» Collection entries:
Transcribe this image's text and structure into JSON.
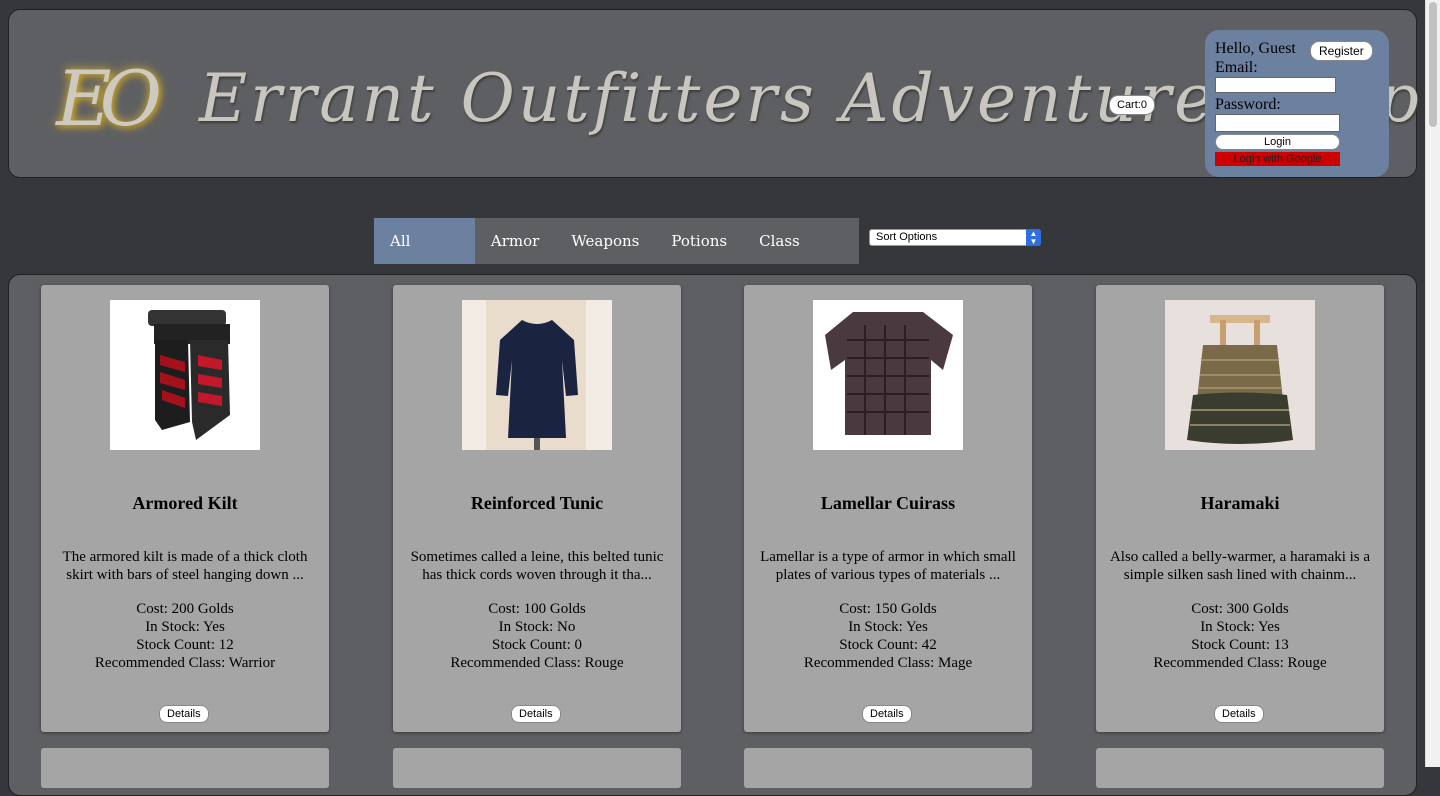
{
  "header": {
    "logo_text": "EO",
    "title": "Errant Outfitters Adventure Shop",
    "cart_label": "Cart:0"
  },
  "login": {
    "greeting": "Hello, Guest",
    "register_label": "Register",
    "email_label": "Email:",
    "password_label": "Password:",
    "login_label": "Login",
    "google_label": "Login with Google"
  },
  "nav": {
    "tabs": [
      {
        "label": "All Products",
        "active": true
      },
      {
        "label": "Armor"
      },
      {
        "label": "Weapons"
      },
      {
        "label": "Potions"
      },
      {
        "label": "Class Products"
      }
    ],
    "sort_selected": "Sort Options"
  },
  "products": [
    {
      "name": "Armored Kilt",
      "description": "The armored kilt is made of a thick cloth skirt with bars of steel hanging down ...",
      "cost": "Cost: 200 Golds",
      "in_stock": "In Stock: Yes",
      "stock_count": "Stock Count: 12",
      "recommended": "Recommended Class: Warrior",
      "details_label": "Details"
    },
    {
      "name": "Reinforced Tunic",
      "description": "Sometimes called a leine, this belted tunic has thick cords woven through it tha...",
      "cost": "Cost: 100 Golds",
      "in_stock": "In Stock: No",
      "stock_count": "Stock Count: 0",
      "recommended": "Recommended Class: Rouge",
      "details_label": "Details"
    },
    {
      "name": "Lamellar Cuirass",
      "description": "Lamellar is a type of armor in which small plates of various types of materials ...",
      "cost": "Cost: 150 Golds",
      "in_stock": "In Stock: Yes",
      "stock_count": "Stock Count: 42",
      "recommended": "Recommended Class: Mage",
      "details_label": "Details"
    },
    {
      "name": "Haramaki",
      "description": "Also called a belly-warmer, a haramaki is a simple silken sash lined with chainm...",
      "cost": "Cost: 300 Golds",
      "in_stock": "In Stock: Yes",
      "stock_count": "Stock Count: 13",
      "recommended": "Recommended Class: Rouge",
      "details_label": "Details"
    }
  ],
  "colors": {
    "page_bg": "#36373a",
    "panel_bg": "#5e5f62",
    "accent": "#6c80a0",
    "card_bg": "#a5a5a5",
    "google_red": "#cc0000"
  }
}
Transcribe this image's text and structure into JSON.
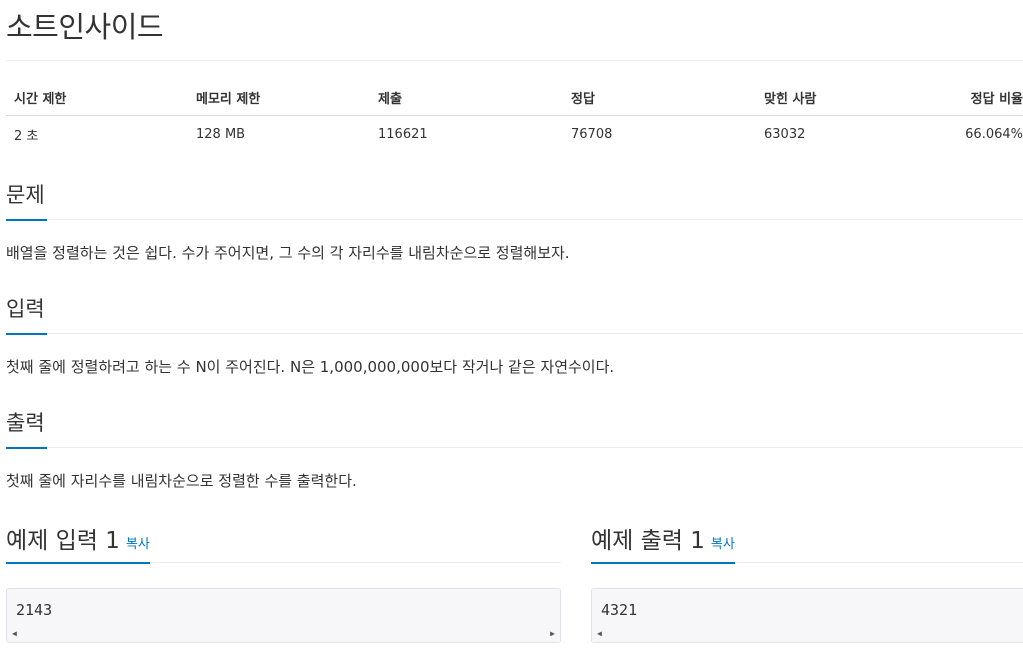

» What is needed: Transcribe every record above exactly as written, leaving out any pictures.

» Response to this exercise:
Transcribe this image's text and structure into JSON.
{
  "header": {
    "logo_text": "EO",
    "title": "Errant Outfitters Adventure Shop",
    "cart_label": "Cart:0"
  },
  "login": {
    "greeting": "Hello, Guest",
    "register_label": "Register",
    "email_label": "Email:",
    "password_label": "Password:",
    "login_label": "Login",
    "google_label": "Login with Google"
  },
  "nav": {
    "tabs": [
      {
        "label": "All Products",
        "active": true
      },
      {
        "label": "Armor"
      },
      {
        "label": "Weapons"
      },
      {
        "label": "Potions"
      },
      {
        "label": "Class Products"
      }
    ],
    "sort_selected": "Sort Options"
  },
  "products": [
    {
      "name": "Armored Kilt",
      "description": "The armored kilt is made of a thick cloth skirt with bars of steel hanging down ...",
      "cost": "Cost: 200 Golds",
      "in_stock": "In Stock: Yes",
      "stock_count": "Stock Count: 12",
      "recommended": "Recommended Class: Warrior",
      "details_label": "Details"
    },
    {
      "name": "Reinforced Tunic",
      "description": "Sometimes called a leine, this belted tunic has thick cords woven through it tha...",
      "cost": "Cost: 100 Golds",
      "in_stock": "In Stock: No",
      "stock_count": "Stock Count: 0",
      "recommended": "Recommended Class: Rouge",
      "details_label": "Details"
    },
    {
      "name": "Lamellar Cuirass",
      "description": "Lamellar is a type of armor in which small plates of various types of materials ...",
      "cost": "Cost: 150 Golds",
      "in_stock": "In Stock: Yes",
      "stock_count": "Stock Count: 42",
      "recommended": "Recommended Class: Mage",
      "details_label": "Details"
    },
    {
      "name": "Haramaki",
      "description": "Also called a belly-warmer, a haramaki is a simple silken sash lined with chainm...",
      "cost": "Cost: 300 Golds",
      "in_stock": "In Stock: Yes",
      "stock_count": "Stock Count: 13",
      "recommended": "Recommended Class: Rouge",
      "details_label": "Details"
    }
  ],
  "colors": {
    "page_bg": "#36373a",
    "panel_bg": "#5e5f62",
    "accent": "#6c80a0",
    "card_bg": "#a5a5a5",
    "google_red": "#cc0000"
  }
}
Transcribe this image's text and structure into JSON.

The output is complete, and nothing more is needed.